▶ EXERCISE AIM
Give the material once more, word for word, without any images.

Stored data entries
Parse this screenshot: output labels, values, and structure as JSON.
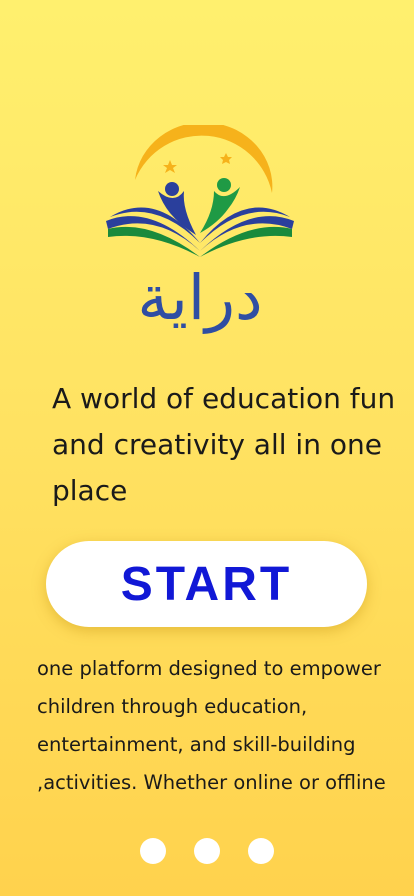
{
  "logo": {
    "wordmark": "دراية",
    "colors": {
      "arc": "#f6b21b",
      "book_blue": "#2a3f9c",
      "book_green": "#1a8a3c",
      "figure_blue": "#2a3f9c",
      "figure_green": "#1f9a45",
      "star": "#f6b21b",
      "wordmark": "#2f4ea3"
    }
  },
  "headline": "A world of education fun and creativity all in one place",
  "start_button": {
    "label": "START",
    "color": "#1118d6"
  },
  "description": {
    "lines": [
      "one platform designed to empower",
      "children through education,",
      "entertainment, and skill-building",
      ",activities. Whether online or offline"
    ]
  },
  "pagination": {
    "dots": [
      {
        "name": "page-dot-1",
        "active": false
      },
      {
        "name": "page-dot-2",
        "active": false
      },
      {
        "name": "page-dot-3",
        "active": false
      }
    ]
  },
  "background": {
    "top": "#fff06e",
    "bottom": "#ffd24d"
  }
}
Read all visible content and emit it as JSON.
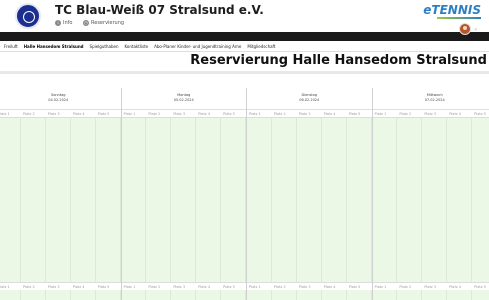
{
  "club": {
    "name": "TC Blau-Weiß 07 Stralsund e.V.",
    "info_label": "Info",
    "reservation_label": "Reservierung"
  },
  "brand": {
    "name": "eTENNIS"
  },
  "nav": {
    "items": [
      {
        "label": "Freiluft"
      },
      {
        "label": "Halle Hansedom Stralsund"
      },
      {
        "label": "Spielguthaben"
      },
      {
        "label": "Kontaktliste"
      },
      {
        "label": "Abo-Planer Kinder- und Jugendtraining Arne"
      },
      {
        "label": "Mitgliedschaft"
      }
    ]
  },
  "page": {
    "title": "Reservierung Halle Hansedom Stralsund"
  },
  "days": [
    {
      "name": "Sonntag",
      "date": "04.02.2024"
    },
    {
      "name": "Montag",
      "date": "05.02.2024"
    },
    {
      "name": "Dienstag",
      "date": "06.02.2024"
    },
    {
      "name": "Mittwoch",
      "date": "07.02.2024"
    }
  ],
  "courts": [
    "Platz 1",
    "Platz 2",
    "Platz 3",
    "Platz 4",
    "Platz 5"
  ],
  "colors": {
    "free_slot": "#ecf8e6",
    "dark_bar": "#1a1a1a",
    "brand_blue": "#2d7fc1"
  }
}
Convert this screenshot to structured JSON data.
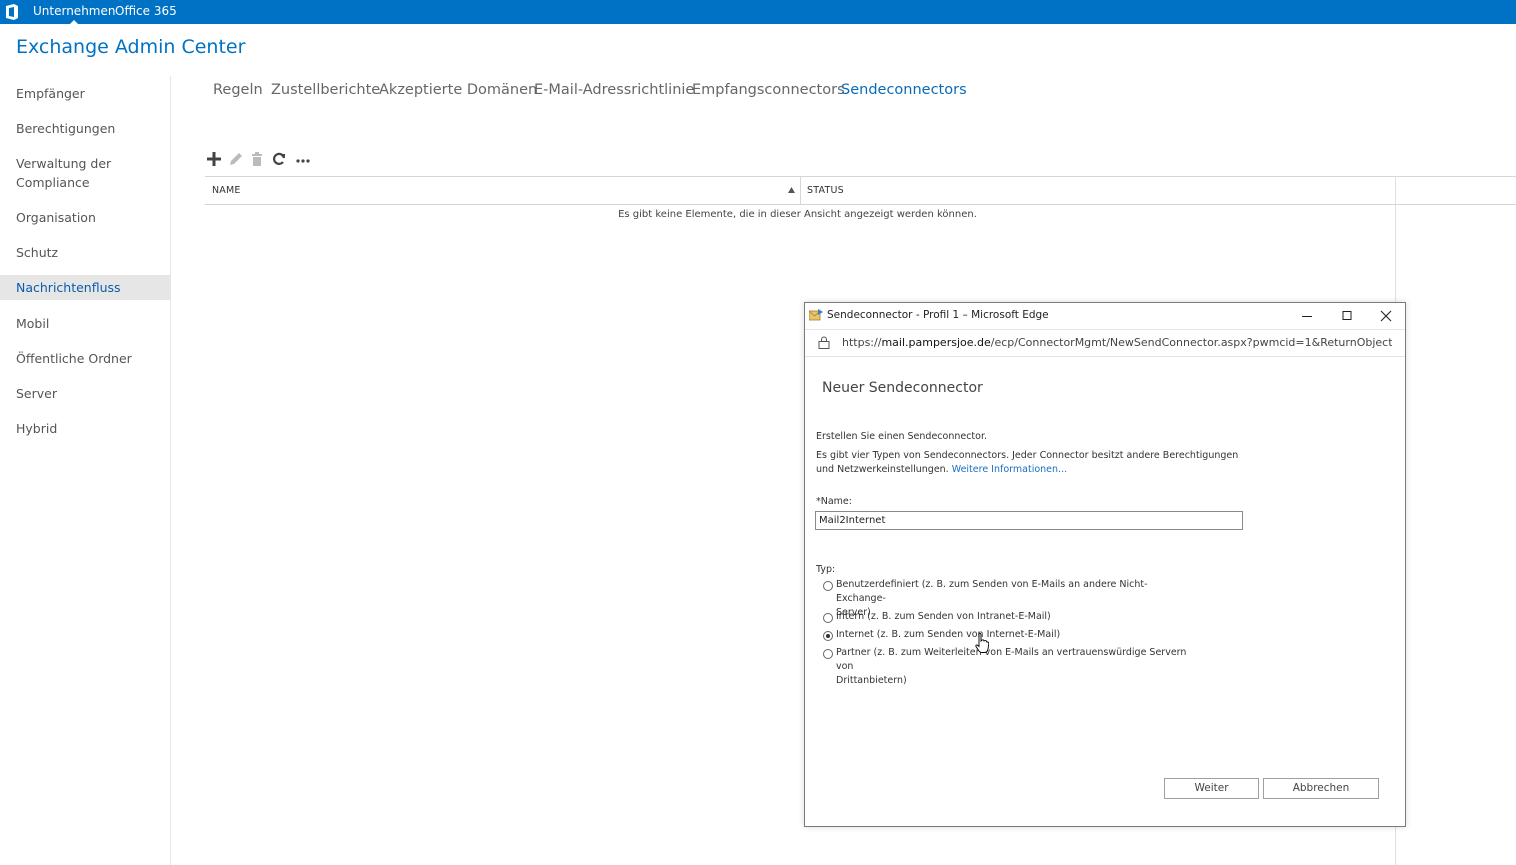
{
  "topbar": {
    "tabs": [
      "Unternehmen",
      "Office 365"
    ],
    "active": "Unternehmen"
  },
  "app_title": "Exchange Admin Center",
  "nav": {
    "items": [
      "Empfänger",
      "Berechtigungen",
      "Verwaltung der Compliance",
      "Organisation",
      "Schutz",
      "Nachrichtenfluss",
      "Mobil",
      "Öffentliche Ordner",
      "Server",
      "Hybrid"
    ],
    "selected": "Nachrichtenfluss"
  },
  "tabs": {
    "items": [
      "Regeln",
      "Zustellberichte",
      "Akzeptierte Domänen",
      "E-Mail-Adressrichtlinie",
      "Empfangsconnectors",
      "Sendeconnectors"
    ],
    "active": "Sendeconnectors"
  },
  "toolbar": {
    "icons": [
      "add-icon",
      "edit-icon",
      "delete-icon",
      "refresh-icon",
      "more-icon"
    ]
  },
  "grid": {
    "columns": [
      "NAME",
      "STATUS"
    ],
    "empty_message": "Es gibt keine Elemente, die in dieser Ansicht angezeigt werden können."
  },
  "dialog": {
    "window_title": "Sendeconnector - Profil 1 – Microsoft Edge",
    "url_prefix": "https://",
    "url_host": "mail.pampersjoe.de",
    "url_path": "/ecp/ConnectorMgmt/NewSendConnector.aspx?pwmcid=1&ReturnObject...",
    "heading": "Neuer Sendeconnector",
    "intro": "Erstellen Sie einen Sendeconnector.",
    "description_line1": "Es gibt vier Typen von Sendeconnectors. Jeder Connector besitzt andere Berechtigungen",
    "description_line2": "und Netzwerkeinstellungen.",
    "more_info_link": "Weitere Informationen...",
    "name_label": "*Name:",
    "name_value": "Mail2Internet",
    "type_label": "Typ:",
    "type_options": [
      {
        "line1": "Benutzerdefiniert (z. B. zum Senden von E-Mails an andere Nicht-Exchange-",
        "line2": "Server)",
        "checked": false
      },
      {
        "line1": "Intern (z. B. zum Senden von Intranet-E-Mail)",
        "line2": "",
        "checked": false
      },
      {
        "line1": "Internet (z. B. zum Senden von Internet-E-Mail)",
        "line2": "",
        "checked": true
      },
      {
        "line1": "Partner (z. B. zum Weiterleiten von E-Mails an vertrauenswürdige Servern von",
        "line2": "Drittanbietern)",
        "checked": false
      }
    ],
    "next_button": "Weiter",
    "cancel_button": "Abbrechen"
  },
  "colors": {
    "topbar": "#0072c6",
    "accent": "#0b6ab7",
    "nav_selected_bg": "#e6e6e6"
  }
}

▶ FINISHED EXERCISE
Parse this screenshot: output labels, values, and structure as JSON.
{
  "logo": {
    "wordmark": "دراية",
    "colors": {
      "arc": "#f6b21b",
      "book_blue": "#2a3f9c",
      "book_green": "#1a8a3c",
      "figure_blue": "#2a3f9c",
      "figure_green": "#1f9a45",
      "star": "#f6b21b",
      "wordmark": "#2f4ea3"
    }
  },
  "headline": "A world of education fun and creativity all in one place",
  "start_button": {
    "label": "START",
    "color": "#1118d6"
  },
  "description": {
    "lines": [
      "one platform designed to empower",
      "children through education,",
      "entertainment, and skill-building",
      ",activities. Whether online or offline"
    ]
  },
  "pagination": {
    "dots": [
      {
        "name": "page-dot-1",
        "active": false
      },
      {
        "name": "page-dot-2",
        "active": false
      },
      {
        "name": "page-dot-3",
        "active": false
      }
    ]
  },
  "background": {
    "top": "#fff06e",
    "bottom": "#ffd24d"
  }
}
Read all visible content and emit it as JSON.
{
  "club": {
    "name": "TC Blau-Weiß 07 Stralsund e.V.",
    "info_label": "Info",
    "reservation_label": "Reservierung"
  },
  "brand": {
    "name": "eTENNIS"
  },
  "nav": {
    "items": [
      {
        "label": "Freiluft"
      },
      {
        "label": "Halle Hansedom Stralsund"
      },
      {
        "label": "Spielguthaben"
      },
      {
        "label": "Kontaktliste"
      },
      {
        "label": "Abo-Planer Kinder- und Jugendtraining Arne"
      },
      {
        "label": "Mitgliedschaft"
      }
    ]
  },
  "page": {
    "title": "Reservierung Halle Hansedom Stralsund"
  },
  "days": [
    {
      "name": "Sonntag",
      "date": "04.02.2024"
    },
    {
      "name": "Montag",
      "date": "05.02.2024"
    },
    {
      "name": "Dienstag",
      "date": "06.02.2024"
    },
    {
      "name": "Mittwoch",
      "date": "07.02.2024"
    }
  ],
  "courts": [
    "Platz 1",
    "Platz 2",
    "Platz 3",
    "Platz 4",
    "Platz 5"
  ],
  "colors": {
    "free_slot": "#ecf8e6",
    "dark_bar": "#1a1a1a",
    "brand_blue": "#2d7fc1"
  }
}
Convert this screenshot to structured JSON data.
{
  "topbar": {
    "tabs": [
      "Unternehmen",
      "Office 365"
    ],
    "active": "Unternehmen"
  },
  "app_title": "Exchange Admin Center",
  "nav": {
    "items": [
      "Empfänger",
      "Berechtigungen",
      "Verwaltung der Compliance",
      "Organisation",
      "Schutz",
      "Nachrichtenfluss",
      "Mobil",
      "Öffentliche Ordner",
      "Server",
      "Hybrid"
    ],
    "selected": "Nachrichtenfluss"
  },
  "tabs": {
    "items": [
      "Regeln",
      "Zustellberichte",
      "Akzeptierte Domänen",
      "E-Mail-Adressrichtlinie",
      "Empfangsconnectors",
      "Sendeconnectors"
    ],
    "active": "Sendeconnectors"
  },
  "toolbar": {
    "icons": [
      "add-icon",
      "edit-icon",
      "delete-icon",
      "refresh-icon",
      "more-icon"
    ]
  },
  "grid": {
    "columns": [
      "NAME",
      "STATUS"
    ],
    "empty_message": "Es gibt keine Elemente, die in dieser Ansicht angezeigt werden können."
  },
  "dialog": {
    "window_title": "Sendeconnector - Profil 1 – Microsoft Edge",
    "url_prefix": "https://",
    "url_host": "mail.pampersjoe.de",
    "url_path": "/ecp/ConnectorMgmt/NewSendConnector.aspx?pwmcid=1&ReturnObject...",
    "heading": "Neuer Sendeconnector",
    "intro": "Erstellen Sie einen Sendeconnector.",
    "description_line1": "Es gibt vier Typen von Sendeconnectors. Jeder Connector besitzt andere Berechtigungen",
    "description_line2": "und Netzwerkeinstellungen.",
    "more_info_link": "Weitere Informationen...",
    "name_label": "*Name:",
    "name_value": "Mail2Internet",
    "type_label": "Typ:",
    "type_options": [
      {
        "line1": "Benutzerdefiniert (z. B. zum Senden von E-Mails an andere Nicht-Exchange-",
        "line2": "Server)",
        "checked": false
      },
      {
        "line1": "Intern (z. B. zum Senden von Intranet-E-Mail)",
        "line2": "",
        "checked": false
      },
      {
        "line1": "Internet (z. B. zum Senden von Internet-E-Mail)",
        "line2": "",
        "checked": true
      },
      {
        "line1": "Partner (z. B. zum Weiterleiten von E-Mails an vertrauenswürdige Servern von",
        "line2": "Drittanbietern)",
        "checked": false
      }
    ],
    "next_button": "Weiter",
    "cancel_button": "Abbrechen"
  },
  "colors": {
    "topbar": "#0072c6",
    "accent": "#0b6ab7",
    "nav_selected_bg": "#e6e6e6"
  }
}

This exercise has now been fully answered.